▶ [SET PROBLEM]: Extract all lines that hold the string "hand".

INPUT start

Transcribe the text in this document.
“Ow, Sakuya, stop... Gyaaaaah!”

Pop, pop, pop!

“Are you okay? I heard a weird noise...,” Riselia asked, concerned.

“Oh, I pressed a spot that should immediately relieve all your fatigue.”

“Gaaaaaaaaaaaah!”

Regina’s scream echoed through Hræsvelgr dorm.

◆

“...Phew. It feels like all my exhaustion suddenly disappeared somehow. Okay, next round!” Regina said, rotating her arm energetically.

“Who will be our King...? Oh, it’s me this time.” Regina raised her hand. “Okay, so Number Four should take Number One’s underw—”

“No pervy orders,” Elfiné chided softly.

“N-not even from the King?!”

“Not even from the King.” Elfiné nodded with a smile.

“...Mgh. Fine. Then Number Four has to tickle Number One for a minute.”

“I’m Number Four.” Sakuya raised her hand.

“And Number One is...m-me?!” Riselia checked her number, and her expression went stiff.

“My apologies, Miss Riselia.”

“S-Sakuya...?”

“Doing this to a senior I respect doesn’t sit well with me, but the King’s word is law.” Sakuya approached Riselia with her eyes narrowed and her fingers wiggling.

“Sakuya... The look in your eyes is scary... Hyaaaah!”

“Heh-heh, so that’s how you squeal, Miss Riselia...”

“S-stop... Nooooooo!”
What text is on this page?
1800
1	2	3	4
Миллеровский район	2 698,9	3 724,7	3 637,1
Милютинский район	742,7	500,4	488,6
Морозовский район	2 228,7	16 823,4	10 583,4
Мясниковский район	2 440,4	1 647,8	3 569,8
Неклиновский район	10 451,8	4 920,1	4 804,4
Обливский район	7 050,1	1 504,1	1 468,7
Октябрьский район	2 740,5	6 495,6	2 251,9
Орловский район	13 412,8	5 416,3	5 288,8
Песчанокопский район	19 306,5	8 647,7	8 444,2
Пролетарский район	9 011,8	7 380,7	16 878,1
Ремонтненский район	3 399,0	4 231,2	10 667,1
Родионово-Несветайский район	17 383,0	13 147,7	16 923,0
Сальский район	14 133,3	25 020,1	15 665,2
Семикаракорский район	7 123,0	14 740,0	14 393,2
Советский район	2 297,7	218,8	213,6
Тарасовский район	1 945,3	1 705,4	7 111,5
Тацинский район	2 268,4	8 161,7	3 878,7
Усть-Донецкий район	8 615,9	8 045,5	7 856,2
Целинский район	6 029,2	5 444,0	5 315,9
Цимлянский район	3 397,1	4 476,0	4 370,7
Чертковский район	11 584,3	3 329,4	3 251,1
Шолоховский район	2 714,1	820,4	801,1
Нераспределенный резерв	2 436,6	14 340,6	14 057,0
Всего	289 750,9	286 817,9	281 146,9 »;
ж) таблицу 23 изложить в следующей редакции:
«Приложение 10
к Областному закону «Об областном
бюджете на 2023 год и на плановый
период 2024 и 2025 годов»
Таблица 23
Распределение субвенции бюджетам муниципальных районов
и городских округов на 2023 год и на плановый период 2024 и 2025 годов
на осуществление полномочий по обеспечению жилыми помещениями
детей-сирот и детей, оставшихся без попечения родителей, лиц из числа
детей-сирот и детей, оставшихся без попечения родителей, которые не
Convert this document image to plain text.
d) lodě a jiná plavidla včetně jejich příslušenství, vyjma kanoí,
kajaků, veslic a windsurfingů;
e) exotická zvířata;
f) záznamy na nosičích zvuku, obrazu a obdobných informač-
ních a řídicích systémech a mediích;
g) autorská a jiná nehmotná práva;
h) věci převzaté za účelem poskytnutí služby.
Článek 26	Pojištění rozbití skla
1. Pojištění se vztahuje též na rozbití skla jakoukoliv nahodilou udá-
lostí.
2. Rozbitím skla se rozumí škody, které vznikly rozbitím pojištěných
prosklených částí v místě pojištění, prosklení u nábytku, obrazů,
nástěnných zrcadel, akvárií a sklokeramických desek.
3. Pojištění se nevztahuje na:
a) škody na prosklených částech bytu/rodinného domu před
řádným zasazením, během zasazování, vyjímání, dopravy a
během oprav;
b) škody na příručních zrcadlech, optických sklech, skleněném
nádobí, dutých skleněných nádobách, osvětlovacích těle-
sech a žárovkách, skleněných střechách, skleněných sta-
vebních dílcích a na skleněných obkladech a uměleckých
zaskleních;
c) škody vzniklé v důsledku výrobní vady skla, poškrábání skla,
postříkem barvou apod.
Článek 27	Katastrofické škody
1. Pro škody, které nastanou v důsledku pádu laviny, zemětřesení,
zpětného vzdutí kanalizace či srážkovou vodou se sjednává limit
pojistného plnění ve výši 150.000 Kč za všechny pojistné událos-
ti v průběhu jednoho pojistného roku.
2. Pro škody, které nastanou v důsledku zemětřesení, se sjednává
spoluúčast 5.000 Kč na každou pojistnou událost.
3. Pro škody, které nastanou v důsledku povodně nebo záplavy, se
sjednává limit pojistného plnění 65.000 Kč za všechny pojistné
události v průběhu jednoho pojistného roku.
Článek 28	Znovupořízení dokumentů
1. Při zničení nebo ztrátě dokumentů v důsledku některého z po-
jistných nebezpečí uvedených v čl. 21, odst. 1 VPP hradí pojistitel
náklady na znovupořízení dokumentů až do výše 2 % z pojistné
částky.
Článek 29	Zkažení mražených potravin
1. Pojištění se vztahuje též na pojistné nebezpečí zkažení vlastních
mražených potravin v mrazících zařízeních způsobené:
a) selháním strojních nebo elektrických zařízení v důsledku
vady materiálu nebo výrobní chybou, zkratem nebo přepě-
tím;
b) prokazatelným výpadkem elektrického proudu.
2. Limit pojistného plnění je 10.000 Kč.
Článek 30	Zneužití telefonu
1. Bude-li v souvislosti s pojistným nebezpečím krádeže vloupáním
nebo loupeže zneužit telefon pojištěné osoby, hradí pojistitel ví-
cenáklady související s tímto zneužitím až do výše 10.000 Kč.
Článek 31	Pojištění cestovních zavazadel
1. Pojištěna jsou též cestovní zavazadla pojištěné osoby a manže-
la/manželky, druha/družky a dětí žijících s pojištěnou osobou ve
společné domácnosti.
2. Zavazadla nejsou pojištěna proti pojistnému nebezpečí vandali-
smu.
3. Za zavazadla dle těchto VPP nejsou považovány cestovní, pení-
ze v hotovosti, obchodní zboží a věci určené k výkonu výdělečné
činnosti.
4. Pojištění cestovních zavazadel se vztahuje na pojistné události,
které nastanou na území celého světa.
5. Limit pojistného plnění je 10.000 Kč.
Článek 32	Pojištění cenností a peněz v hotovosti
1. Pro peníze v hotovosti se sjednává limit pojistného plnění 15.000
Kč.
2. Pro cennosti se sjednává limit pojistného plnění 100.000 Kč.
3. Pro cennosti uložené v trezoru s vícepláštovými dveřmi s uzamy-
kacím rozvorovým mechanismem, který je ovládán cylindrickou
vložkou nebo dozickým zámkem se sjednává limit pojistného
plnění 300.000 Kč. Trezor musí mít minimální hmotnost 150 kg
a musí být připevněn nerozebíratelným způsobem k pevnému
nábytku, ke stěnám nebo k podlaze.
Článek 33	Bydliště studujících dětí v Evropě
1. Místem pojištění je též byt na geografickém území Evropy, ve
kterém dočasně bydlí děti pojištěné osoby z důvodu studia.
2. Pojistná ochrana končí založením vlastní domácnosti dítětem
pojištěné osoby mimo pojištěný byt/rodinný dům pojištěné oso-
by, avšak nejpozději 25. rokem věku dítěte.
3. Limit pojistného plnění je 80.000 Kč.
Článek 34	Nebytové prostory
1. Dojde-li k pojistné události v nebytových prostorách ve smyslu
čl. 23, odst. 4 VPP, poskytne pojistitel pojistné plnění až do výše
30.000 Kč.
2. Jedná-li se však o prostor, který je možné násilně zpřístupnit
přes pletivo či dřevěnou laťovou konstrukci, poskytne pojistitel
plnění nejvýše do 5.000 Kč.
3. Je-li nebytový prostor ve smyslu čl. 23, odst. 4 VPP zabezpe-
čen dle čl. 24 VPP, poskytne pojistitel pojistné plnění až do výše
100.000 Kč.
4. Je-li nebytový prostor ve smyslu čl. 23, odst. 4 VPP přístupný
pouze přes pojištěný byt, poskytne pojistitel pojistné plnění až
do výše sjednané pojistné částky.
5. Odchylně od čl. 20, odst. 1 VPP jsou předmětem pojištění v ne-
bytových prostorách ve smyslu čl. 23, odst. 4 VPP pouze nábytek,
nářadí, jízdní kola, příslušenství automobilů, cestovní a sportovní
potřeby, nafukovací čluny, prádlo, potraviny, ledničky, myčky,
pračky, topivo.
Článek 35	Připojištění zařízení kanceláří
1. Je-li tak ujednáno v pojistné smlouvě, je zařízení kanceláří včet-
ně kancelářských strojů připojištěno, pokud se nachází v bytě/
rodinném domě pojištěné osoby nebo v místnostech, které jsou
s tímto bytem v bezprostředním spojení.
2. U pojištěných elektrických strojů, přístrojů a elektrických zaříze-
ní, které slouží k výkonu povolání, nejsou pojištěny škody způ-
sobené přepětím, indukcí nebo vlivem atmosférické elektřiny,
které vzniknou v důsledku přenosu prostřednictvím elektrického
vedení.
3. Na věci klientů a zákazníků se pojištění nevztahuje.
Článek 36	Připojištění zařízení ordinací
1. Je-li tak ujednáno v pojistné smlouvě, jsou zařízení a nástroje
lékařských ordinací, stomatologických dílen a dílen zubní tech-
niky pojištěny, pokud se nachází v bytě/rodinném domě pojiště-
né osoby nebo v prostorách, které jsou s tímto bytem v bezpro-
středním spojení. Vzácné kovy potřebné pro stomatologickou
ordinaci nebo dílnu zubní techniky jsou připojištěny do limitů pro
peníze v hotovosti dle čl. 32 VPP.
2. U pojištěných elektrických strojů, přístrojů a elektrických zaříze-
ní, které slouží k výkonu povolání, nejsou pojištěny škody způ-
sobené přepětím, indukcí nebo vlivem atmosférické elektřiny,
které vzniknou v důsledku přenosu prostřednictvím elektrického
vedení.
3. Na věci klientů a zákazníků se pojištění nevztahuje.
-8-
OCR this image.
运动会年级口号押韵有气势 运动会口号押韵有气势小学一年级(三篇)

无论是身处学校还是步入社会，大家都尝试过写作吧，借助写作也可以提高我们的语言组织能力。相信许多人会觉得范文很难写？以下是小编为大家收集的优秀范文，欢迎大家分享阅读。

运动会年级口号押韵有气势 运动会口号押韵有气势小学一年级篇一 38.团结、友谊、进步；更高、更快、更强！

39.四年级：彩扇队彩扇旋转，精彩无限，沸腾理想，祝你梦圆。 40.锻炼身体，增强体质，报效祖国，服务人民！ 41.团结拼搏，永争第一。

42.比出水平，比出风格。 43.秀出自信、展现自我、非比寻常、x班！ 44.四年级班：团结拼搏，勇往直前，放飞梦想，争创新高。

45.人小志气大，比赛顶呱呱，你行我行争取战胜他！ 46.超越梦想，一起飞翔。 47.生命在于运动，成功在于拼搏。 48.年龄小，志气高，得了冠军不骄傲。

INPUT end

▶ [FINAL RESULT]:
“Who will be our King...? Oh, it’s me this time.” Regina raised her hand. “Okay, so Number Four should take Number One’s underw—”
“I’m Number Four.” Sakuya raised her hand.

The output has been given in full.